## START Provided material

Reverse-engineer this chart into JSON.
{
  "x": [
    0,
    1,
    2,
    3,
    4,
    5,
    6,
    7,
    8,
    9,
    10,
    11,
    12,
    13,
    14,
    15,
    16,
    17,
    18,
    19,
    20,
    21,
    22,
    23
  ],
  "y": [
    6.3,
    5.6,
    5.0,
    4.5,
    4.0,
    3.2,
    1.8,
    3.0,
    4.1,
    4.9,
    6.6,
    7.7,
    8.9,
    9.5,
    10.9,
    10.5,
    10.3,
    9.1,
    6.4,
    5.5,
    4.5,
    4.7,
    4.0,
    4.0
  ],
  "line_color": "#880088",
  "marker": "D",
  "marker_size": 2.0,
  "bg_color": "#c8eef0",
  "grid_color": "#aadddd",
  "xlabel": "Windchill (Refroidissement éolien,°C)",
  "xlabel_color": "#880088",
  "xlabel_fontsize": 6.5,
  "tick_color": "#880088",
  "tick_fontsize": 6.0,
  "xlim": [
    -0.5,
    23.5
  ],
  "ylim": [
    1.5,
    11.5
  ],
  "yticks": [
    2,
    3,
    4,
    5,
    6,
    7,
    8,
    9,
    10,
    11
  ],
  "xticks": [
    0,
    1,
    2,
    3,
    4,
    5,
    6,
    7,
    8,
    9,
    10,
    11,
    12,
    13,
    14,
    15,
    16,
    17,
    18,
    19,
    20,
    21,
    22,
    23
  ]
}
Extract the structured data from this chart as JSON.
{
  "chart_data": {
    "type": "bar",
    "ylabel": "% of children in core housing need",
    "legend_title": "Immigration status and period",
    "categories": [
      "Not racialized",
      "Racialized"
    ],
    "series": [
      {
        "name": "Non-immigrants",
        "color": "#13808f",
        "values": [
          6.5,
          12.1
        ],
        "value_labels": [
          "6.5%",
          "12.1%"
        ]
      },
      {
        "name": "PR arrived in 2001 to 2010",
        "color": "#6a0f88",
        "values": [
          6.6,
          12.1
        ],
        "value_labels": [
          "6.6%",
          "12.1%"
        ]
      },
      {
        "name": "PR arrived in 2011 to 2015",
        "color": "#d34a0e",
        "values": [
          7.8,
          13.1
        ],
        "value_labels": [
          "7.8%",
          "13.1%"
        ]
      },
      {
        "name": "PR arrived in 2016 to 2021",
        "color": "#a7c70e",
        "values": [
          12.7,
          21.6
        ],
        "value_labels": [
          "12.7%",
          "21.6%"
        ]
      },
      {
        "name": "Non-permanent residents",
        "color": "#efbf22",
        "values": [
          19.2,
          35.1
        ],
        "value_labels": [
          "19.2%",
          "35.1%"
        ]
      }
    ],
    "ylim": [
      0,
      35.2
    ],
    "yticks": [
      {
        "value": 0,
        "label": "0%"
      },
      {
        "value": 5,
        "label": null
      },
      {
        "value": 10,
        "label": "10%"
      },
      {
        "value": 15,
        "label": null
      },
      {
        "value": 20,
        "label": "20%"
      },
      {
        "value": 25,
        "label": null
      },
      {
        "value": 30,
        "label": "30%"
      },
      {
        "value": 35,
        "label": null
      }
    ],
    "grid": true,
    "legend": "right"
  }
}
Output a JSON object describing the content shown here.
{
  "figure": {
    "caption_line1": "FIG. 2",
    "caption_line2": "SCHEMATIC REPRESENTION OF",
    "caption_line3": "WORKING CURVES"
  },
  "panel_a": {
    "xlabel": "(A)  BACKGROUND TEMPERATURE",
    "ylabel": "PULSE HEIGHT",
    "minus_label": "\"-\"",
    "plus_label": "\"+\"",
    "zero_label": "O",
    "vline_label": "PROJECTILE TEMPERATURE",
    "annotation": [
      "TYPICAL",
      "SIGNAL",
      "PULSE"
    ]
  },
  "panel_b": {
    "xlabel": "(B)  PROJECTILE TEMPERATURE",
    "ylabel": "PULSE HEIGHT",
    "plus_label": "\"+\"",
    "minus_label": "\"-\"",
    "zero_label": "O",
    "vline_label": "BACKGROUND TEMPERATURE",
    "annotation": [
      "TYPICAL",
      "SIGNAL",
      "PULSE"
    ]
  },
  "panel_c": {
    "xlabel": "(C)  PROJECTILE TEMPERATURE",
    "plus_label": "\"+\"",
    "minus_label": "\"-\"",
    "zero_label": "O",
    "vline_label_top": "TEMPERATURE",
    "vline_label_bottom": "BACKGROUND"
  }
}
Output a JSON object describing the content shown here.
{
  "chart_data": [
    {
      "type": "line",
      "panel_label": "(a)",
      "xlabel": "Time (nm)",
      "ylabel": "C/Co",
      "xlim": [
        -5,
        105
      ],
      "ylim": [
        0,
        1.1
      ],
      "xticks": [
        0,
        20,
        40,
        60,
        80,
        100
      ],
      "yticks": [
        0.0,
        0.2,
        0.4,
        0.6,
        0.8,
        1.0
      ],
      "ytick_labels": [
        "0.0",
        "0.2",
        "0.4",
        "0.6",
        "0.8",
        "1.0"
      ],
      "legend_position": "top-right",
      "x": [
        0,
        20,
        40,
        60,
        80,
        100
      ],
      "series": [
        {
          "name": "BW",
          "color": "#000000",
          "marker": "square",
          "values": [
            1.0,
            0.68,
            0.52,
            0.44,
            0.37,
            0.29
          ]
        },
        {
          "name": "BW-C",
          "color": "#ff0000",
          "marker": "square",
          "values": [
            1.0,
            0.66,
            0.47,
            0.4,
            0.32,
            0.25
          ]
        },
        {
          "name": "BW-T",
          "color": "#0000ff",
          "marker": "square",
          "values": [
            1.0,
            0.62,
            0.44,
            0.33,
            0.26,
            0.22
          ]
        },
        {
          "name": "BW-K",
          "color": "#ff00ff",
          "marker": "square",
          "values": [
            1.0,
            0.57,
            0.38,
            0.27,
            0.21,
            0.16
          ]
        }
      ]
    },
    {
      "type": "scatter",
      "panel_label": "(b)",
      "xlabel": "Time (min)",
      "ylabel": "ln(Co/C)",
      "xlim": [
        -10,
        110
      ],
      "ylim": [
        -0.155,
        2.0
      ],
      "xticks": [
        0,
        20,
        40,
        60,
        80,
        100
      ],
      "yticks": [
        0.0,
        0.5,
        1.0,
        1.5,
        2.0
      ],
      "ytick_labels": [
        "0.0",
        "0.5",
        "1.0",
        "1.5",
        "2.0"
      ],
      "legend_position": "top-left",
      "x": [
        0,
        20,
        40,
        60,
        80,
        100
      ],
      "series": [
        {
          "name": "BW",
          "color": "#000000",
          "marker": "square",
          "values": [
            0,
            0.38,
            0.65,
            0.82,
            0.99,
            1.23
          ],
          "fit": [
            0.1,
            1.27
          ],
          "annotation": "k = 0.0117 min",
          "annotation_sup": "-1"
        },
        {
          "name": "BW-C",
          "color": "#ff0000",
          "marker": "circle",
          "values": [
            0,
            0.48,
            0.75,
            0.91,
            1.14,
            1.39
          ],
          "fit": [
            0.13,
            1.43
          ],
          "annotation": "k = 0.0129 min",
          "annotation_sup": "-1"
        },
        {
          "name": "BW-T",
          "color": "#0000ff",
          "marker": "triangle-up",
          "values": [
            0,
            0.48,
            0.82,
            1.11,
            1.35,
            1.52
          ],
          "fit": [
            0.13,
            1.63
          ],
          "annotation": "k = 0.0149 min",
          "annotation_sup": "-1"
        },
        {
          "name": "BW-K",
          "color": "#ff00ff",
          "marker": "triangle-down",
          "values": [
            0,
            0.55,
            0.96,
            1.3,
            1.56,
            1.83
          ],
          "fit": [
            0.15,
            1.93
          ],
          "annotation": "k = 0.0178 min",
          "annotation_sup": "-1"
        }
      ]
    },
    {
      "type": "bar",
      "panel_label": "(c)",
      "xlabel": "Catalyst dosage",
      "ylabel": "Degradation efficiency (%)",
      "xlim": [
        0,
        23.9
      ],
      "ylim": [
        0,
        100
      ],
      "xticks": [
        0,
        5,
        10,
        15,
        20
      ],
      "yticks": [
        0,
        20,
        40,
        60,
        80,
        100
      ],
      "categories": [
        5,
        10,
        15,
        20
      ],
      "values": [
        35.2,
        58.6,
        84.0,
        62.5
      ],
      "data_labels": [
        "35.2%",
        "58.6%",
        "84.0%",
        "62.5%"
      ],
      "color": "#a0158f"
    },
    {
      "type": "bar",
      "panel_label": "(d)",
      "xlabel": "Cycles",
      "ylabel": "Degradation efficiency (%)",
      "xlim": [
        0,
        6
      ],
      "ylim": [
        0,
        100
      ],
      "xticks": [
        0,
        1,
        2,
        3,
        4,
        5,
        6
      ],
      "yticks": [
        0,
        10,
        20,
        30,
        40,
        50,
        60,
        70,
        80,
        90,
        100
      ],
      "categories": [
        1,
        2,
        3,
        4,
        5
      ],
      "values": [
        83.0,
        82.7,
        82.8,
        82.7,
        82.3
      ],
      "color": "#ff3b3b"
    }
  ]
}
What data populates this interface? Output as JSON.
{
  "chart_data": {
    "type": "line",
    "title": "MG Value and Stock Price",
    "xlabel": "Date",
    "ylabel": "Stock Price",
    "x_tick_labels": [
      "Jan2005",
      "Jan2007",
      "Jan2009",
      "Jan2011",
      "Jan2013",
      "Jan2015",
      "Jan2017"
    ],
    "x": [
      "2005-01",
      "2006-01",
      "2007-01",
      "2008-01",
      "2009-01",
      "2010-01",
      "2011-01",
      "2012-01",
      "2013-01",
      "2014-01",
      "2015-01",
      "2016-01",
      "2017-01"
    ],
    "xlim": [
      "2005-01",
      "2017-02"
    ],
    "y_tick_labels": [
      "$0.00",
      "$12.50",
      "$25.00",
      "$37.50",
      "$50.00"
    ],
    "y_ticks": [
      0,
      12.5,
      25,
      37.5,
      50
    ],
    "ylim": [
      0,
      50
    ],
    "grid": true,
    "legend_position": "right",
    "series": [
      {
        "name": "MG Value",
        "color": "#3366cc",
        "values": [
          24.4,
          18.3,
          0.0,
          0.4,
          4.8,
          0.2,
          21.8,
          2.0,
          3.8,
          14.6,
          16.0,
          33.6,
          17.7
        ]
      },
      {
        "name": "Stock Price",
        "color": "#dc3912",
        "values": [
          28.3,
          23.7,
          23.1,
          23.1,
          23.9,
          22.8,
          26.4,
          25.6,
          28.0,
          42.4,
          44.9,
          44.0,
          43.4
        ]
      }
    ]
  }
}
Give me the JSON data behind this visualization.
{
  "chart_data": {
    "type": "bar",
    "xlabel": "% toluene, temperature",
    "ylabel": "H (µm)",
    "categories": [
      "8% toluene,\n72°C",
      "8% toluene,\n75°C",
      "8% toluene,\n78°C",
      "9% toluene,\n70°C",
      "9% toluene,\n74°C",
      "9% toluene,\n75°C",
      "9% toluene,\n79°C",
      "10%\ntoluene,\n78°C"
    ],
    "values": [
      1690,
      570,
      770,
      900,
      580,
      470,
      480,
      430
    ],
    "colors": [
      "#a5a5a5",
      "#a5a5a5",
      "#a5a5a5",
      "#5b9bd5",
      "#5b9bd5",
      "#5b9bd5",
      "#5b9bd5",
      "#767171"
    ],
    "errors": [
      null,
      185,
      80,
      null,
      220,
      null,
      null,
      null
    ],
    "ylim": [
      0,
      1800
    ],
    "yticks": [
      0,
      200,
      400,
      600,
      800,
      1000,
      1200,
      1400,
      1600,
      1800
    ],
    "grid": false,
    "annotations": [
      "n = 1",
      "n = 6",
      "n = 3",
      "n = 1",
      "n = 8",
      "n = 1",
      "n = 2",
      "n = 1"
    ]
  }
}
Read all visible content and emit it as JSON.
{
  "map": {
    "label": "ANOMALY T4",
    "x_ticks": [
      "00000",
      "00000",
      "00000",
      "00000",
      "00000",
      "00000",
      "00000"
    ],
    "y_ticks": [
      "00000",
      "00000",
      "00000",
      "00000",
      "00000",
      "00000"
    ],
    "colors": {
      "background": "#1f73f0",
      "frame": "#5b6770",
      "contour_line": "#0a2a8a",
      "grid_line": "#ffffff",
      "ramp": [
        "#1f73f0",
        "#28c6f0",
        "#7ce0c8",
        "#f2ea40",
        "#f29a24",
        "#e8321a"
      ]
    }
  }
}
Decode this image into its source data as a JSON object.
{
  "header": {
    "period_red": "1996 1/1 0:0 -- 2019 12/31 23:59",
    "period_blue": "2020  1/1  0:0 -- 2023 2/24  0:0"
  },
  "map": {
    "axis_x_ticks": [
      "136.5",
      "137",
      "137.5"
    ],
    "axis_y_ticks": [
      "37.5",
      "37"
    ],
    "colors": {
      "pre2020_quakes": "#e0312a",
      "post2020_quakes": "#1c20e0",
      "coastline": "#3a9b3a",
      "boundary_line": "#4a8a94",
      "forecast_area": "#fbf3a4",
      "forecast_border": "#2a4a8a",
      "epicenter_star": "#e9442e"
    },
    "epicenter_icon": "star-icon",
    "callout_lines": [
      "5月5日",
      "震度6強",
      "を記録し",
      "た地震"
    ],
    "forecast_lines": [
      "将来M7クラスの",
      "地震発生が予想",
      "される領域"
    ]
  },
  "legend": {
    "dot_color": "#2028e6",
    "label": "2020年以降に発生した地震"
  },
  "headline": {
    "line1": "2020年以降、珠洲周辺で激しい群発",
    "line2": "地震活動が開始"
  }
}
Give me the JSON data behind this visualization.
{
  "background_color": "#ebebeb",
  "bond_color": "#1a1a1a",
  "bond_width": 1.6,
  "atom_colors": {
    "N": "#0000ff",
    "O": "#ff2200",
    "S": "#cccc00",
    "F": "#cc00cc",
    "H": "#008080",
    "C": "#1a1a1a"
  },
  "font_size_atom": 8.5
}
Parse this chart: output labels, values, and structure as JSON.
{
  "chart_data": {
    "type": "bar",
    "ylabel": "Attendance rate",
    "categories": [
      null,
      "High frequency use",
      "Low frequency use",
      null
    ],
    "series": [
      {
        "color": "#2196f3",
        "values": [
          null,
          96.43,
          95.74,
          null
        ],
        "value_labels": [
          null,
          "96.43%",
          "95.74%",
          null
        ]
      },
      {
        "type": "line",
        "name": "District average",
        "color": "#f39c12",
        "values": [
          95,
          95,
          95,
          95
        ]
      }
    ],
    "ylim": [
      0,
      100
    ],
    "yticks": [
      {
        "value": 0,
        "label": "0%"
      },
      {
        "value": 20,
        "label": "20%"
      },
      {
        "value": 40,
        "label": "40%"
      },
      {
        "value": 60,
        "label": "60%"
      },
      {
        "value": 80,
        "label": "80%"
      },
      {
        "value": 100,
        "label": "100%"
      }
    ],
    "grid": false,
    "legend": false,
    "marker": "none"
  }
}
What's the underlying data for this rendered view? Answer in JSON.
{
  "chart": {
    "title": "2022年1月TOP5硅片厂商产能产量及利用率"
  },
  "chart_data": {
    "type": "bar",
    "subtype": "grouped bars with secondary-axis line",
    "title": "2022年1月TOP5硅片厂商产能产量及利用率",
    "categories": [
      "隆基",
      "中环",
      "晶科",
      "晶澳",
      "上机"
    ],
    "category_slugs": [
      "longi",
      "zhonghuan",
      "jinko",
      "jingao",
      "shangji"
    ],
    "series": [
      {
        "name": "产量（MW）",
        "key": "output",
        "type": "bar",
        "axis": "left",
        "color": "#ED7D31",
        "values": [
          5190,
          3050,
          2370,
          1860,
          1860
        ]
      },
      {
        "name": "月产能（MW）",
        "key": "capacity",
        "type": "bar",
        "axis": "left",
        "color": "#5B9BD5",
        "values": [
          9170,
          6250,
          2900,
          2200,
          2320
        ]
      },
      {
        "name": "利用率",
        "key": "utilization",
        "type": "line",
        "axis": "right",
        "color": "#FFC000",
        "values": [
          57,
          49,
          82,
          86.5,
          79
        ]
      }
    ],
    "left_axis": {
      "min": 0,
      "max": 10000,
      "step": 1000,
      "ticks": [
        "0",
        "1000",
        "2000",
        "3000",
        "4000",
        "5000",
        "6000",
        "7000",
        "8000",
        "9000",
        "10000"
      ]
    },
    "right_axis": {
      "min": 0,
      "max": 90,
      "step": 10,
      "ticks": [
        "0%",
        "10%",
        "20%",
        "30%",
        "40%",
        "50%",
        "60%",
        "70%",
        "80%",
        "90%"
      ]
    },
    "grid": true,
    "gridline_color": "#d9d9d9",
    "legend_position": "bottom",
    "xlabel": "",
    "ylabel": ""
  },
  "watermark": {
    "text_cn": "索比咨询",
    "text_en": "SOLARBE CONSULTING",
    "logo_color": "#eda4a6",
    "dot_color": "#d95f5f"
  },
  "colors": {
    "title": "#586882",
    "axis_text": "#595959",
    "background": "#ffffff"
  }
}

## END Provided material

Write out every line of the preceding listing that contains "Price".

    "title": "MG Value and Stock Price",
    "ylabel": "Stock Price",
        "name": "Stock Price",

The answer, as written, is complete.